Saved entries
## BEGIN

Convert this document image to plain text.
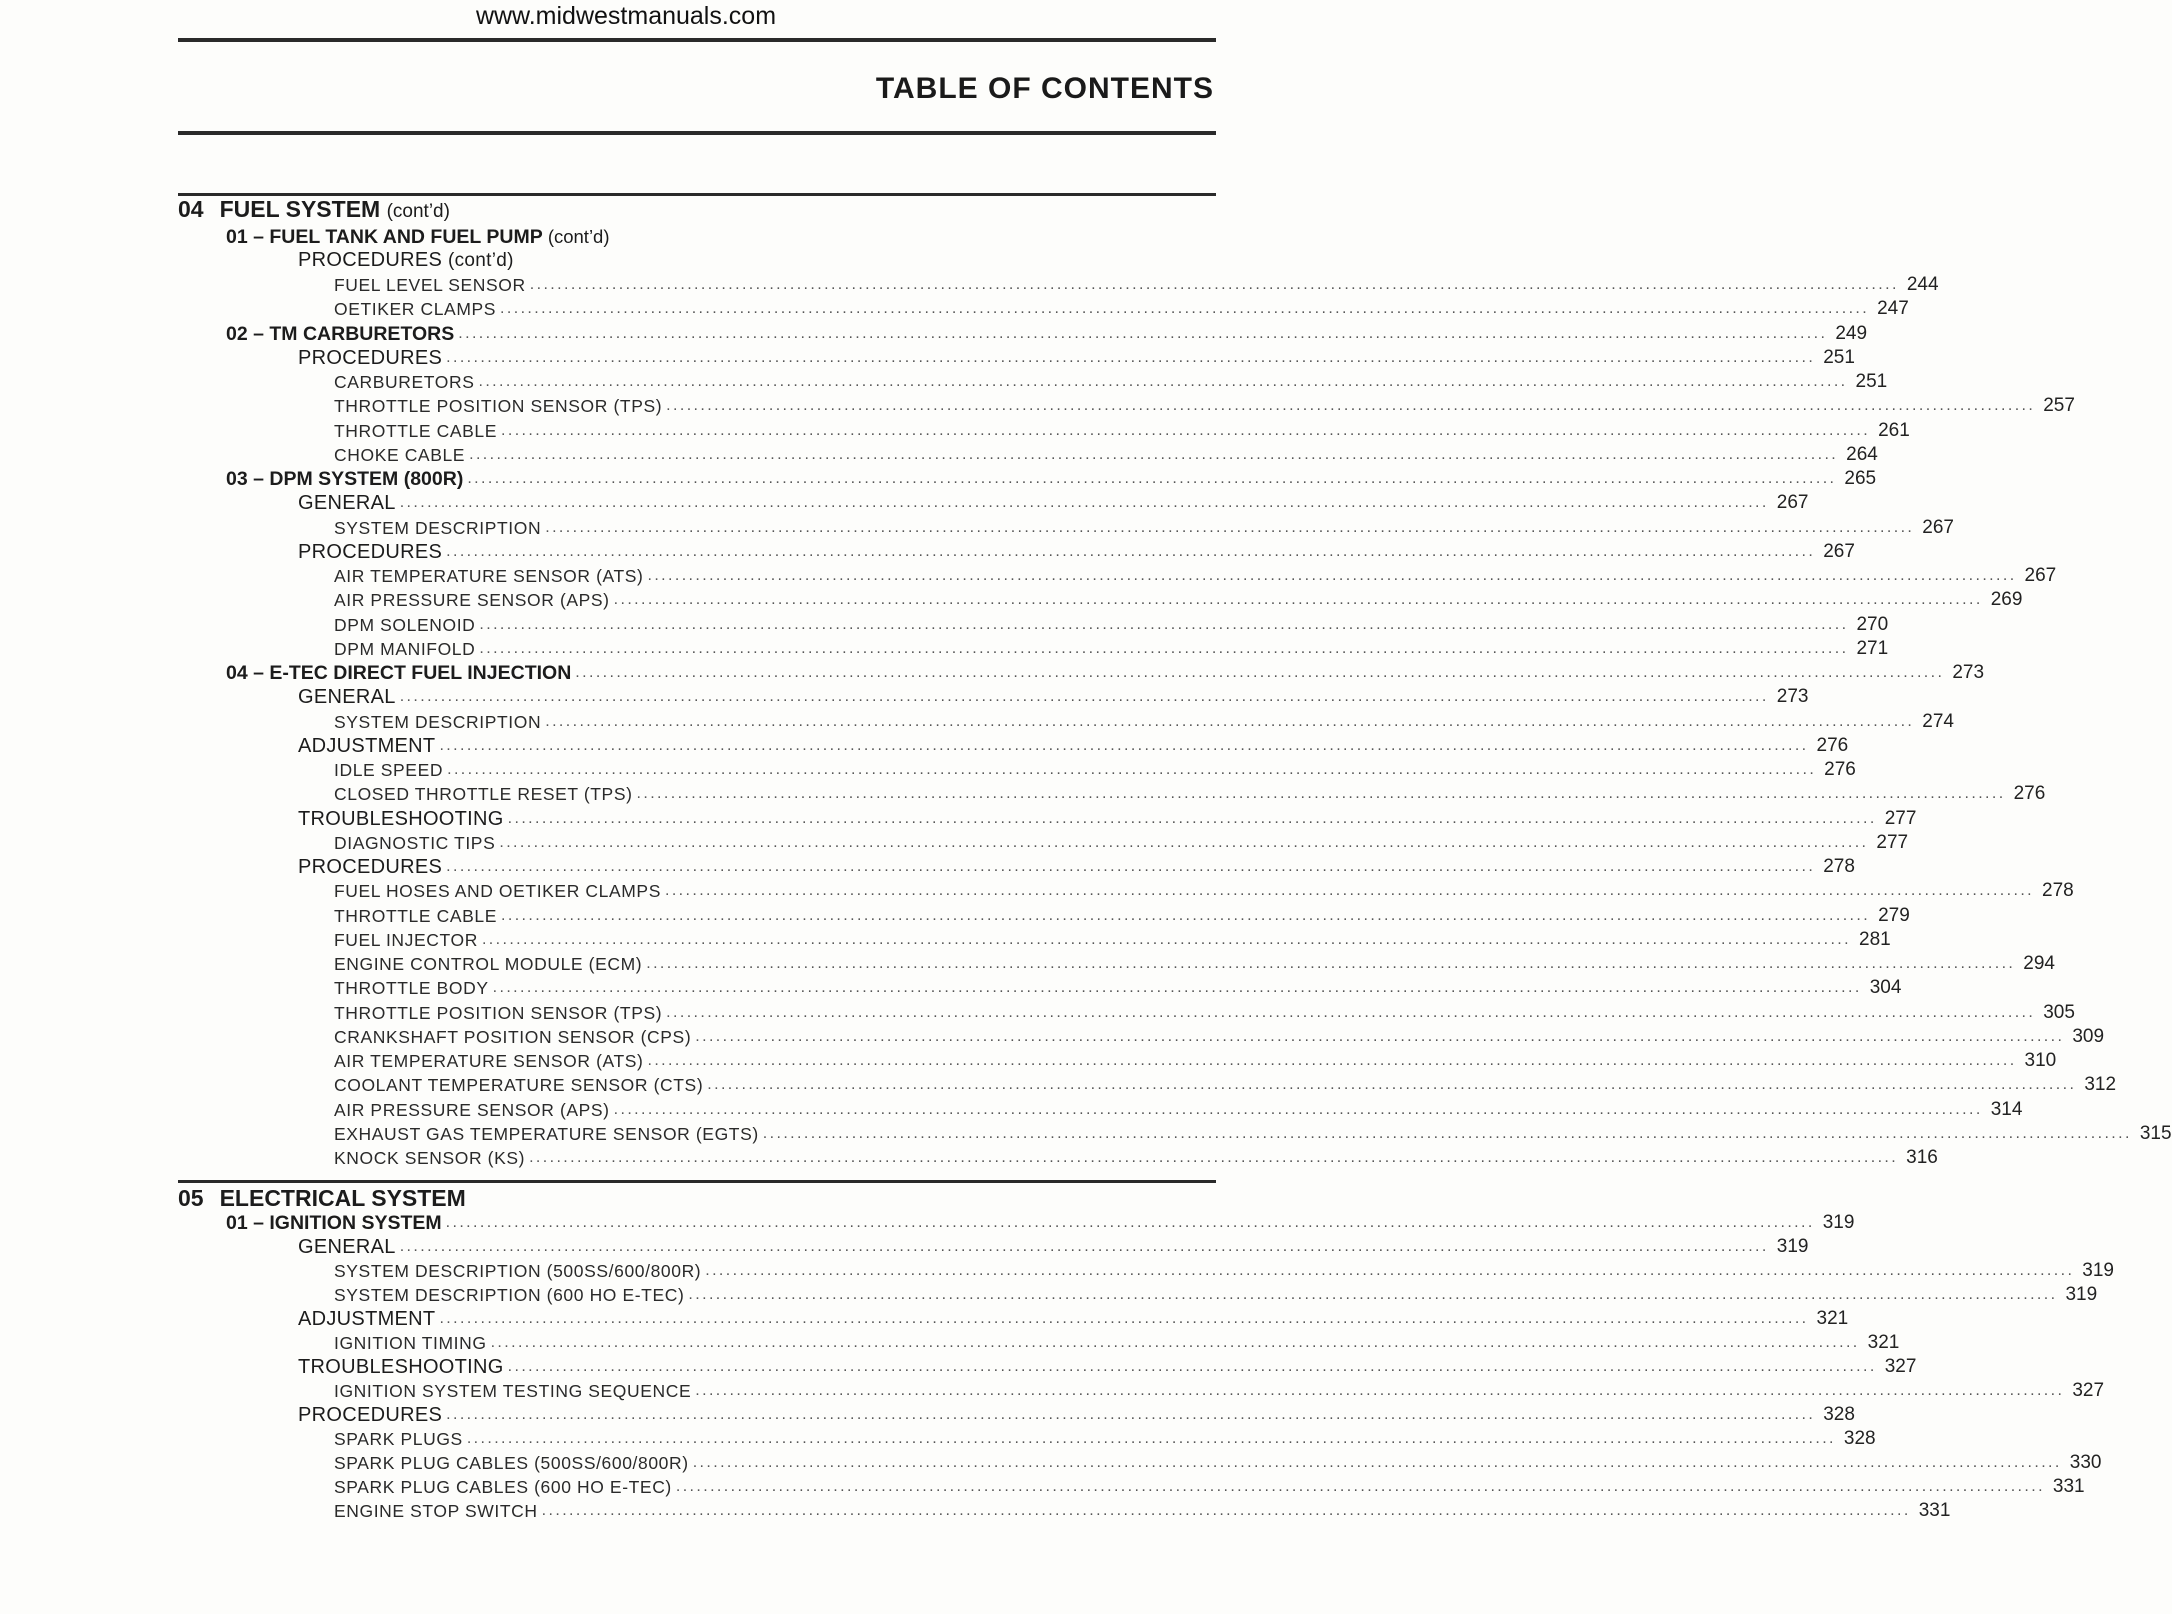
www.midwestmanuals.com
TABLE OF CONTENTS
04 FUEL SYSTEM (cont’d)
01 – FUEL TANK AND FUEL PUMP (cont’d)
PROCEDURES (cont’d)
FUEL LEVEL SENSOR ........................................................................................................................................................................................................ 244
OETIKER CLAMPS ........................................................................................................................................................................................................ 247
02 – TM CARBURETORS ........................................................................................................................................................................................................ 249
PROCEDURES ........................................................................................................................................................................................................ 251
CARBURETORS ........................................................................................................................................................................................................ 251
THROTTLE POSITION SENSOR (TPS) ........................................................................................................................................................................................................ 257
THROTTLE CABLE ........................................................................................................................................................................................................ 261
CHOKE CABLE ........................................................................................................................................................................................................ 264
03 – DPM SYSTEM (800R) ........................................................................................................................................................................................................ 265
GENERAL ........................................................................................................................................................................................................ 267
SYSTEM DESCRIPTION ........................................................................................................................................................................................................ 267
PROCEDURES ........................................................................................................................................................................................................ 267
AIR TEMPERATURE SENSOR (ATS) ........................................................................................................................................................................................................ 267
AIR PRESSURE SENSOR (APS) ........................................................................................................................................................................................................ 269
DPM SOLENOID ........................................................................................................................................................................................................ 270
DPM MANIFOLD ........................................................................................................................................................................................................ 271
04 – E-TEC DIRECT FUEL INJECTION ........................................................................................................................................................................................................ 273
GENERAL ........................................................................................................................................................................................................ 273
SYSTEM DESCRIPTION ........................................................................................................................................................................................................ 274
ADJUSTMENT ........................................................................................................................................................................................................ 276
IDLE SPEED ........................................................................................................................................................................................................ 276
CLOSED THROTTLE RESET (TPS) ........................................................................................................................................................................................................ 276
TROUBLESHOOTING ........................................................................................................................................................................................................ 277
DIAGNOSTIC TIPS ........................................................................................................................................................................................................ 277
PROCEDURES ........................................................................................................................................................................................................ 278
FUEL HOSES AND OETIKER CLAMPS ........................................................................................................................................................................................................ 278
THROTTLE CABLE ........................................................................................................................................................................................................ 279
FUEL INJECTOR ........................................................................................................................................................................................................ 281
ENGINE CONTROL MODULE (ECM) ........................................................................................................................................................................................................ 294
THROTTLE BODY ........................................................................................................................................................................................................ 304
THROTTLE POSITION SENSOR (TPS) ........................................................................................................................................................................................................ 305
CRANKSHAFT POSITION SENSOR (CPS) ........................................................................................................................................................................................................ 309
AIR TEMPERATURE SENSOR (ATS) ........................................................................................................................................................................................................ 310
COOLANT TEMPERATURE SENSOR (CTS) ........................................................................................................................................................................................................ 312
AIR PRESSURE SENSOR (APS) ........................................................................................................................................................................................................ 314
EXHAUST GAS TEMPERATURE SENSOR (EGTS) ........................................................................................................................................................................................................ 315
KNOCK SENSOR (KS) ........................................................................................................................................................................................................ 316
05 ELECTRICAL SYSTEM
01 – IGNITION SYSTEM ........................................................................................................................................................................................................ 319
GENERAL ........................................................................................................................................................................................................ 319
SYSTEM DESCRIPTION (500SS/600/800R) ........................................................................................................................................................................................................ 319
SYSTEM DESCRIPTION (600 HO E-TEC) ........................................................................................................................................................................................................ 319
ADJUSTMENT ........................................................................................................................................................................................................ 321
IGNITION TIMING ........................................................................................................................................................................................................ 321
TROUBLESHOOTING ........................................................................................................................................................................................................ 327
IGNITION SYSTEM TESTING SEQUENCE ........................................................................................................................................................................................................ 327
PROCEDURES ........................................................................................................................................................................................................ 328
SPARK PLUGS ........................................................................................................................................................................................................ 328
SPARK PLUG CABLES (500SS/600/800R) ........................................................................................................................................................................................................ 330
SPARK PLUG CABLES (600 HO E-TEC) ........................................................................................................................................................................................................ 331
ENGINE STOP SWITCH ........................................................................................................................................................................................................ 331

## END

(Problem details)
Reproduce each entry precisely, dropping only the pictures.

(Finished task)
Convert this document image to plain text.
www.midwestmanuals.com
TABLE OF CONTENTS
04 FUEL SYSTEM (cont’d)
01 – FUEL TANK AND FUEL PUMP (cont’d)
PROCEDURES (cont’d)
FUEL LEVEL SENSOR ........................................................................................................................................................................................................ 244
OETIKER CLAMPS ........................................................................................................................................................................................................ 247
02 – TM CARBURETORS ........................................................................................................................................................................................................ 249
PROCEDURES ........................................................................................................................................................................................................ 251
CARBURETORS ........................................................................................................................................................................................................ 251
THROTTLE POSITION SENSOR (TPS) ........................................................................................................................................................................................................ 257
THROTTLE CABLE ........................................................................................................................................................................................................ 261
CHOKE CABLE ........................................................................................................................................................................................................ 264
03 – DPM SYSTEM (800R) ........................................................................................................................................................................................................ 265
GENERAL ........................................................................................................................................................................................................ 267
SYSTEM DESCRIPTION ........................................................................................................................................................................................................ 267
PROCEDURES ........................................................................................................................................................................................................ 267
AIR TEMPERATURE SENSOR (ATS) ........................................................................................................................................................................................................ 267
AIR PRESSURE SENSOR (APS) ........................................................................................................................................................................................................ 269
DPM SOLENOID ........................................................................................................................................................................................................ 270
DPM MANIFOLD ........................................................................................................................................................................................................ 271
04 – E-TEC DIRECT FUEL INJECTION ........................................................................................................................................................................................................ 273
GENERAL ........................................................................................................................................................................................................ 273
SYSTEM DESCRIPTION ........................................................................................................................................................................................................ 274
ADJUSTMENT ........................................................................................................................................................................................................ 276
IDLE SPEED ........................................................................................................................................................................................................ 276
CLOSED THROTTLE RESET (TPS) ........................................................................................................................................................................................................ 276
TROUBLESHOOTING ........................................................................................................................................................................................................ 277
DIAGNOSTIC TIPS ........................................................................................................................................................................................................ 277
PROCEDURES ........................................................................................................................................................................................................ 278
FUEL HOSES AND OETIKER CLAMPS ........................................................................................................................................................................................................ 278
THROTTLE CABLE ........................................................................................................................................................................................................ 279
FUEL INJECTOR ........................................................................................................................................................................................................ 281
ENGINE CONTROL MODULE (ECM) ........................................................................................................................................................................................................ 294
THROTTLE BODY ........................................................................................................................................................................................................ 304
THROTTLE POSITION SENSOR (TPS) ........................................................................................................................................................................................................ 305
CRANKSHAFT POSITION SENSOR (CPS) ........................................................................................................................................................................................................ 309
AIR TEMPERATURE SENSOR (ATS) ........................................................................................................................................................................................................ 310
COOLANT TEMPERATURE SENSOR (CTS) ........................................................................................................................................................................................................ 312
AIR PRESSURE SENSOR (APS) ........................................................................................................................................................................................................ 314
EXHAUST GAS TEMPERATURE SENSOR (EGTS) ........................................................................................................................................................................................................ 315
KNOCK SENSOR (KS) ........................................................................................................................................................................................................ 316
05 ELECTRICAL SYSTEM
01 – IGNITION SYSTEM ........................................................................................................................................................................................................ 319
GENERAL ........................................................................................................................................................................................................ 319
SYSTEM DESCRIPTION (500SS/600/800R) ........................................................................................................................................................................................................ 319
SYSTEM DESCRIPTION (600 HO E-TEC) ........................................................................................................................................................................................................ 319
ADJUSTMENT ........................................................................................................................................................................................................ 321
IGNITION TIMING ........................................................................................................................................................................................................ 321
TROUBLESHOOTING ........................................................................................................................................................................................................ 327
IGNITION SYSTEM TESTING SEQUENCE ........................................................................................................................................................................................................ 327
PROCEDURES ........................................................................................................................................................................................................ 328
SPARK PLUGS ........................................................................................................................................................................................................ 328
SPARK PLUG CABLES (500SS/600/800R) ........................................................................................................................................................................................................ 330
SPARK PLUG CABLES (600 HO E-TEC) ........................................................................................................................................................................................................ 331
ENGINE STOP SWITCH ........................................................................................................................................................................................................ 331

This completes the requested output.